**Problem requirements**
Reproduce each line of the material exactly, minus any picture.

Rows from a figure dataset
================

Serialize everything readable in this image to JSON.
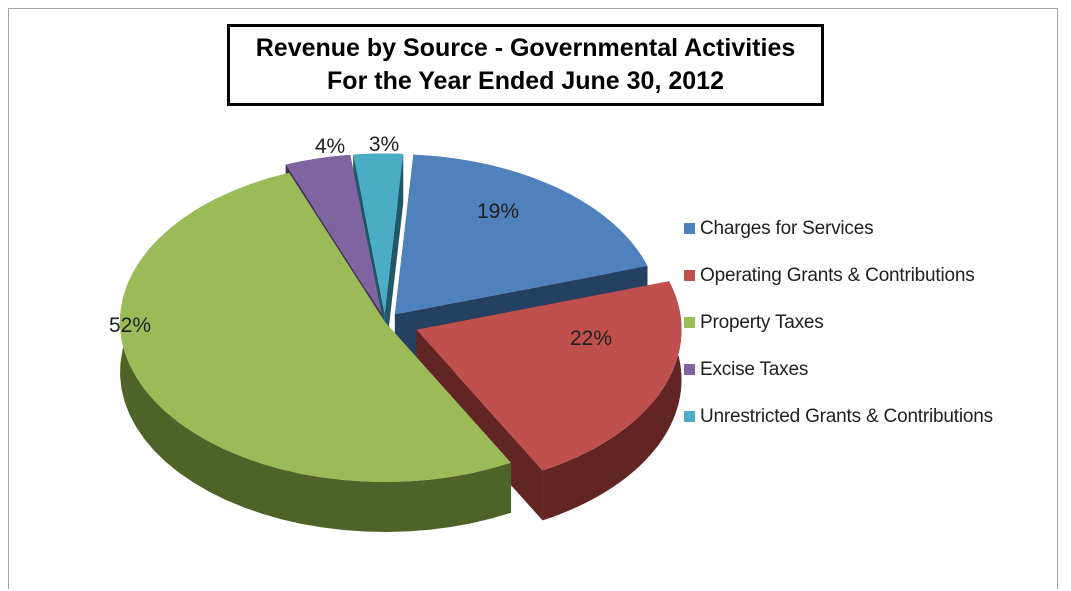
{
  "chart_data": {
    "type": "pie",
    "title_lines": [
      "Revenue by Source - Governmental Activities",
      "For the Year Ended June 30, 2012"
    ],
    "categories": [
      "Charges for Services",
      "Operating Grants & Contributions",
      "Property Taxes",
      "Excise Taxes",
      "Unrestricted Grants & Contributions"
    ],
    "values": [
      19,
      22,
      52,
      4,
      3
    ],
    "labels": [
      "19%",
      "22%",
      "52%",
      "4%",
      "3%"
    ],
    "colors": [
      "#4f81bd",
      "#c0504d",
      "#9bbb59",
      "#8064a2",
      "#4bacc6"
    ],
    "side_colors": [
      "#254061",
      "#632523",
      "#4f6228",
      "#3f3151",
      "#205867"
    ],
    "exploded": true,
    "three_d": true,
    "legend_position": "right"
  }
}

================

**Exercise response**
Serialize everything readable in this image to JSON.
{
  "chart_data": {
    "type": "pie",
    "title_lines": [
      "Revenue by Source - Governmental Activities",
      "For the Year Ended June 30, 2012"
    ],
    "categories": [
      "Charges for Services",
      "Operating Grants & Contributions",
      "Property Taxes",
      "Excise Taxes",
      "Unrestricted Grants & Contributions"
    ],
    "values": [
      19,
      22,
      52,
      4,
      3
    ],
    "labels": [
      "19%",
      "22%",
      "52%",
      "4%",
      "3%"
    ],
    "colors": [
      "#4f81bd",
      "#c0504d",
      "#9bbb59",
      "#8064a2",
      "#4bacc6"
    ],
    "side_colors": [
      "#254061",
      "#632523",
      "#4f6228",
      "#3f3151",
      "#205867"
    ],
    "exploded": true,
    "three_d": true,
    "legend_position": "right"
  }
}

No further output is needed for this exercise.